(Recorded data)
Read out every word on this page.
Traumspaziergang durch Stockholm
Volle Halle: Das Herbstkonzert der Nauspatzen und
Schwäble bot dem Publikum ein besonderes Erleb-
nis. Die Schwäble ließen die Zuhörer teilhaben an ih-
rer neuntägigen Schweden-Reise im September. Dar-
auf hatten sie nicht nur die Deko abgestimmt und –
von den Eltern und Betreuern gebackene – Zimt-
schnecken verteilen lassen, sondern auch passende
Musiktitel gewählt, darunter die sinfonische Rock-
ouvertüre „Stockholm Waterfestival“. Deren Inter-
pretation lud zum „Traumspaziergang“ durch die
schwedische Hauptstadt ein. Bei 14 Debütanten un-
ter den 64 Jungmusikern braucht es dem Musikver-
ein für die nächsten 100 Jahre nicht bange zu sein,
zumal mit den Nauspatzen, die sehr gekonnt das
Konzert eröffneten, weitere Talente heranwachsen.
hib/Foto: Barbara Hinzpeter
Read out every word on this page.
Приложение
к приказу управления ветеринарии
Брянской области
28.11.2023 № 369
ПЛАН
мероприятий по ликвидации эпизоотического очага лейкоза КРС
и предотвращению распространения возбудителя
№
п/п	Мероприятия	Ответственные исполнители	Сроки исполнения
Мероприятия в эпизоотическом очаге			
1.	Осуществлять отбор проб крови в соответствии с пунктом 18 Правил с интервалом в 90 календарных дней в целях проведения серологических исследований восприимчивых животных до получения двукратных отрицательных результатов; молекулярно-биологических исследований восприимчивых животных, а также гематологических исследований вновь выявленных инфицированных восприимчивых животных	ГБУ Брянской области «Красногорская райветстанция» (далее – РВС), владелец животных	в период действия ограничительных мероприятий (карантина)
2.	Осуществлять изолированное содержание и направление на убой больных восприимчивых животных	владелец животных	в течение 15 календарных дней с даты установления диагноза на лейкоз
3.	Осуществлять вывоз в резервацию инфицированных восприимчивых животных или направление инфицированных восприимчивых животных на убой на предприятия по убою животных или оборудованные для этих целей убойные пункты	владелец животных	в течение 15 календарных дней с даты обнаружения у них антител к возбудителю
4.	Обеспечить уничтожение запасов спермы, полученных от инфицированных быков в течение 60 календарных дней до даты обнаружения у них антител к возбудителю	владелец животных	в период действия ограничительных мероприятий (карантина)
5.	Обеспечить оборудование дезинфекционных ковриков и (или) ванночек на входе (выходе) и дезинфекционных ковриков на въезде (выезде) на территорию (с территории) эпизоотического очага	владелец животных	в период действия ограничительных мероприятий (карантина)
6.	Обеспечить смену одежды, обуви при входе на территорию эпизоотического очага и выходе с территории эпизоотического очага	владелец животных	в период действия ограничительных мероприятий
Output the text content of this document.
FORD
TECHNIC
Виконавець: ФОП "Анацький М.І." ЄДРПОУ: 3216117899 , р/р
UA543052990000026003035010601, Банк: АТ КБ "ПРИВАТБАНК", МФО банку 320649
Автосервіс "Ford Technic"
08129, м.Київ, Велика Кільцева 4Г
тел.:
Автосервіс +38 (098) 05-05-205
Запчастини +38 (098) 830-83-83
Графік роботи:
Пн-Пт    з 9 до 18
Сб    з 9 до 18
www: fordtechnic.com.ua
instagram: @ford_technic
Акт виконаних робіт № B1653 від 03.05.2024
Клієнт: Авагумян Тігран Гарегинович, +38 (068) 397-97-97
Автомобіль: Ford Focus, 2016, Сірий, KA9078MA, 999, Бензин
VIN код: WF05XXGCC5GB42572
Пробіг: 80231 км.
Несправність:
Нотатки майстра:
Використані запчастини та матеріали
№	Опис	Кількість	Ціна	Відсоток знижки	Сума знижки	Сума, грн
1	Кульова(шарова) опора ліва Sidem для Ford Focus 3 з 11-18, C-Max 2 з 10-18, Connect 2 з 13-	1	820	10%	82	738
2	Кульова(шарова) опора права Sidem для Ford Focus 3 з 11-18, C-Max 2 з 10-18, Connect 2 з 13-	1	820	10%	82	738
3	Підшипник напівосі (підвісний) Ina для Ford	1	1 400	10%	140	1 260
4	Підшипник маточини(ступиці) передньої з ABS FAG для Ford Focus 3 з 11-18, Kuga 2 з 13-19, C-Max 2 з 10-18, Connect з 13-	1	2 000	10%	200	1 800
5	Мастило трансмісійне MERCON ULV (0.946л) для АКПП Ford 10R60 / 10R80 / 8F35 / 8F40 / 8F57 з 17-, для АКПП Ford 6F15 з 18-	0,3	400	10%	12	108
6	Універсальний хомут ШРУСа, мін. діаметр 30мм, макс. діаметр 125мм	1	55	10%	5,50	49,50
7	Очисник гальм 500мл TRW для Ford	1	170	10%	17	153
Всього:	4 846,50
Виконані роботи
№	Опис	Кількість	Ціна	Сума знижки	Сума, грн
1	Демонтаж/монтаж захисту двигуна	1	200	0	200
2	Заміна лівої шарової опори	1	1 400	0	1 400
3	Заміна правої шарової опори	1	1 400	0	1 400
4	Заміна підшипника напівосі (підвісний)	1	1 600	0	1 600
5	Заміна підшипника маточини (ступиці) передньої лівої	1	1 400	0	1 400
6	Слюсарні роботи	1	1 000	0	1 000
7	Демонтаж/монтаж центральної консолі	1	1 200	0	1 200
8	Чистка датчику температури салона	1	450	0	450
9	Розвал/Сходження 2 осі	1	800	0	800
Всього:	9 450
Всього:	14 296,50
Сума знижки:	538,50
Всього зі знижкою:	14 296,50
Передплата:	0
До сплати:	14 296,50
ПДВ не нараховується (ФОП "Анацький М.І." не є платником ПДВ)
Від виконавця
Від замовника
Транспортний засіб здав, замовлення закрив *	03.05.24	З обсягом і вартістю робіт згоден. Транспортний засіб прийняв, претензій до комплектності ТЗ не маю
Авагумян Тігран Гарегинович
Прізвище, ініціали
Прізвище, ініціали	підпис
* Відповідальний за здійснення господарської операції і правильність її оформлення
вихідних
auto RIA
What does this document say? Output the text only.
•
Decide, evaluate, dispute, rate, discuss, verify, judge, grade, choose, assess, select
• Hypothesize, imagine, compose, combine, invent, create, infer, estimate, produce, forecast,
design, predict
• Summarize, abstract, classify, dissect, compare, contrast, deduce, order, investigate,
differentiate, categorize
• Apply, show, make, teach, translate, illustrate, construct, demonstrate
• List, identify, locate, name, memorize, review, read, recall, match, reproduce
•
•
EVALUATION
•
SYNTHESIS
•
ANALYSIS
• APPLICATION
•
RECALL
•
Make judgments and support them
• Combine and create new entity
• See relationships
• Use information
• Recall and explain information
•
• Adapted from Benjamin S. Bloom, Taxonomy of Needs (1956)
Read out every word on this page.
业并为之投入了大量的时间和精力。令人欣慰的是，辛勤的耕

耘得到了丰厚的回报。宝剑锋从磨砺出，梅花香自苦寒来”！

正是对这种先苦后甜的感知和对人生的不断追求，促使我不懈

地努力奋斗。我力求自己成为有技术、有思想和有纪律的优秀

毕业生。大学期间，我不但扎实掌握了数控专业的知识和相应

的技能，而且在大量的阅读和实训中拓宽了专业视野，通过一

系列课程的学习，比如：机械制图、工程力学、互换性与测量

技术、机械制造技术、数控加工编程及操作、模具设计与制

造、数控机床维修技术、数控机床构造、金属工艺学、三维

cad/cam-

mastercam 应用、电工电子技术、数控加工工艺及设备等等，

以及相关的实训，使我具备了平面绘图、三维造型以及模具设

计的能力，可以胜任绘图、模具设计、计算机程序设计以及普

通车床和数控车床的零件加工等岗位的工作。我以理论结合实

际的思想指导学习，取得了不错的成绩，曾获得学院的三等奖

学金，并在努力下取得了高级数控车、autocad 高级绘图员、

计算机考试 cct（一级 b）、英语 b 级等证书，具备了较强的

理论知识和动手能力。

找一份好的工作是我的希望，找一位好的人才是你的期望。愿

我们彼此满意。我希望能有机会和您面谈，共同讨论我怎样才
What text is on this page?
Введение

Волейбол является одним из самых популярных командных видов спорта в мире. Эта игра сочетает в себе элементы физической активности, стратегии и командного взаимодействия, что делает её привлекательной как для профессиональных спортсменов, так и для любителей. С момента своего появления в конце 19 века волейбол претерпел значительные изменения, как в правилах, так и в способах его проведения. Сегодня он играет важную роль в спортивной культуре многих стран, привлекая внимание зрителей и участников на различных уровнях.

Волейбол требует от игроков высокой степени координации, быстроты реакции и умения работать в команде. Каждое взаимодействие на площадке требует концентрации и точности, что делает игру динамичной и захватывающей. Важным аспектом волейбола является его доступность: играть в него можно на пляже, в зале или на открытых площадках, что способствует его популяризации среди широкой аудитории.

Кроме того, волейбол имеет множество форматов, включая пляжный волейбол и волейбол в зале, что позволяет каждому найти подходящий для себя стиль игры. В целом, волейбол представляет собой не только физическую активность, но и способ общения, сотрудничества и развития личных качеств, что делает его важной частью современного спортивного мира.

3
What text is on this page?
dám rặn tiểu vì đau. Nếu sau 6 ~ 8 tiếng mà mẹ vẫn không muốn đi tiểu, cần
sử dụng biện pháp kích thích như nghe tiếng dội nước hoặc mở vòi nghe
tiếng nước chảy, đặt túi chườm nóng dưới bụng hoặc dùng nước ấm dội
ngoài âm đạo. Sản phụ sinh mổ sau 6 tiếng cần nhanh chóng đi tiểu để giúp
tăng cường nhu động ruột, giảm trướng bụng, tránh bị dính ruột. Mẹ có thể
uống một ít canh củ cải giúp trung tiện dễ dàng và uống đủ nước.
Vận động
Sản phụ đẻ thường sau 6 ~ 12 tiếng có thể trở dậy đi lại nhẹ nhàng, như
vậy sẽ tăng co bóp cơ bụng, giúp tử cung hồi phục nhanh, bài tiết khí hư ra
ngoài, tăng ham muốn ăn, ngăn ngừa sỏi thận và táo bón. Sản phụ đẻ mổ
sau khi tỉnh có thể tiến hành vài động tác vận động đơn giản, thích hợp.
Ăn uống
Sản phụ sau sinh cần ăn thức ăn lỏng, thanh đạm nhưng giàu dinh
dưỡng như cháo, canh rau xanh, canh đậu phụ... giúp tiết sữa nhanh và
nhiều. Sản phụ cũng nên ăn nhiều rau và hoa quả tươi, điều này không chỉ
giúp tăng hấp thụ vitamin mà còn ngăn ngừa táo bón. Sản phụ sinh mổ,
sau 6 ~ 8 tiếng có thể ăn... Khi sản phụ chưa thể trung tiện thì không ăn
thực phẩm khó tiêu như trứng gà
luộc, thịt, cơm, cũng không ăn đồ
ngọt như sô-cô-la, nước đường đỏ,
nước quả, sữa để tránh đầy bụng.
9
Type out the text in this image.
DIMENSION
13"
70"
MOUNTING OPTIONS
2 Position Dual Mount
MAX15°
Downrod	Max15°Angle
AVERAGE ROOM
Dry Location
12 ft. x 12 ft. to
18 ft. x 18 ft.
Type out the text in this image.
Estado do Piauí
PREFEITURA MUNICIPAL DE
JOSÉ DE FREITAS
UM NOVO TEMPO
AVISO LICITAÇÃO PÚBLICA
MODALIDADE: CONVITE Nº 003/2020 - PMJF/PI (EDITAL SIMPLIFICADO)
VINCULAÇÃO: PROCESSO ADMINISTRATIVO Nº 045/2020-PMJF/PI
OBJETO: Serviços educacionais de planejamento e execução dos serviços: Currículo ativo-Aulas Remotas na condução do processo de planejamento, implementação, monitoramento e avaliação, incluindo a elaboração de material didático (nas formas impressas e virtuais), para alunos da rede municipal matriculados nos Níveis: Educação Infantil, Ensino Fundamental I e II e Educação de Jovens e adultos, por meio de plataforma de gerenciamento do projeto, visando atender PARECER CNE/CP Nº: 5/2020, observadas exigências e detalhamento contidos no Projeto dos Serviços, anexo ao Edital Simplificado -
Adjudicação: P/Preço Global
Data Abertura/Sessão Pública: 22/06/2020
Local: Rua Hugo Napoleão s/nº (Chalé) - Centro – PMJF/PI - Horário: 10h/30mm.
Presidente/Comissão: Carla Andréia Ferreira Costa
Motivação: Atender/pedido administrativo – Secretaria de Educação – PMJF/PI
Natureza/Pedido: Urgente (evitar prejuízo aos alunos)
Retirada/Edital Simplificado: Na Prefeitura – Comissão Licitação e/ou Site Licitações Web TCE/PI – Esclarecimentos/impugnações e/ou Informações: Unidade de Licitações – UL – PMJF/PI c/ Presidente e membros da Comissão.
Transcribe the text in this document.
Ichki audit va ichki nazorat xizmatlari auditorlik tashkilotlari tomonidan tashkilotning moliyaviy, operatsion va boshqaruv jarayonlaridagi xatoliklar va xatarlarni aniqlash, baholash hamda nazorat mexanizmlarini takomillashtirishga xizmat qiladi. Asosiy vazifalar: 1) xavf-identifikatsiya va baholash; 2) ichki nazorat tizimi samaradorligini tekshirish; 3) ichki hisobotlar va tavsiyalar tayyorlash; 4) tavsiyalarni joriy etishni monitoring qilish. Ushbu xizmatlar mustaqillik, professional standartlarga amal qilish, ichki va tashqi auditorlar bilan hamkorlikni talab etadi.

# Exercise requirements
Select and copy each line from the data that includes the word "Presidente".

# Solution for this task
Presidente/Comissão: Carla Andréia Ferreira Costa
Retirada/Edital Simplificado: Na Prefeitura – Comissão Licitação e/ou Site Licitações Web TCE/PI – Esclarecimentos/impugnações e/ou Informações: Unidade de Licitações – UL – PMJF/PI c/ Presidente e membros da Comissão.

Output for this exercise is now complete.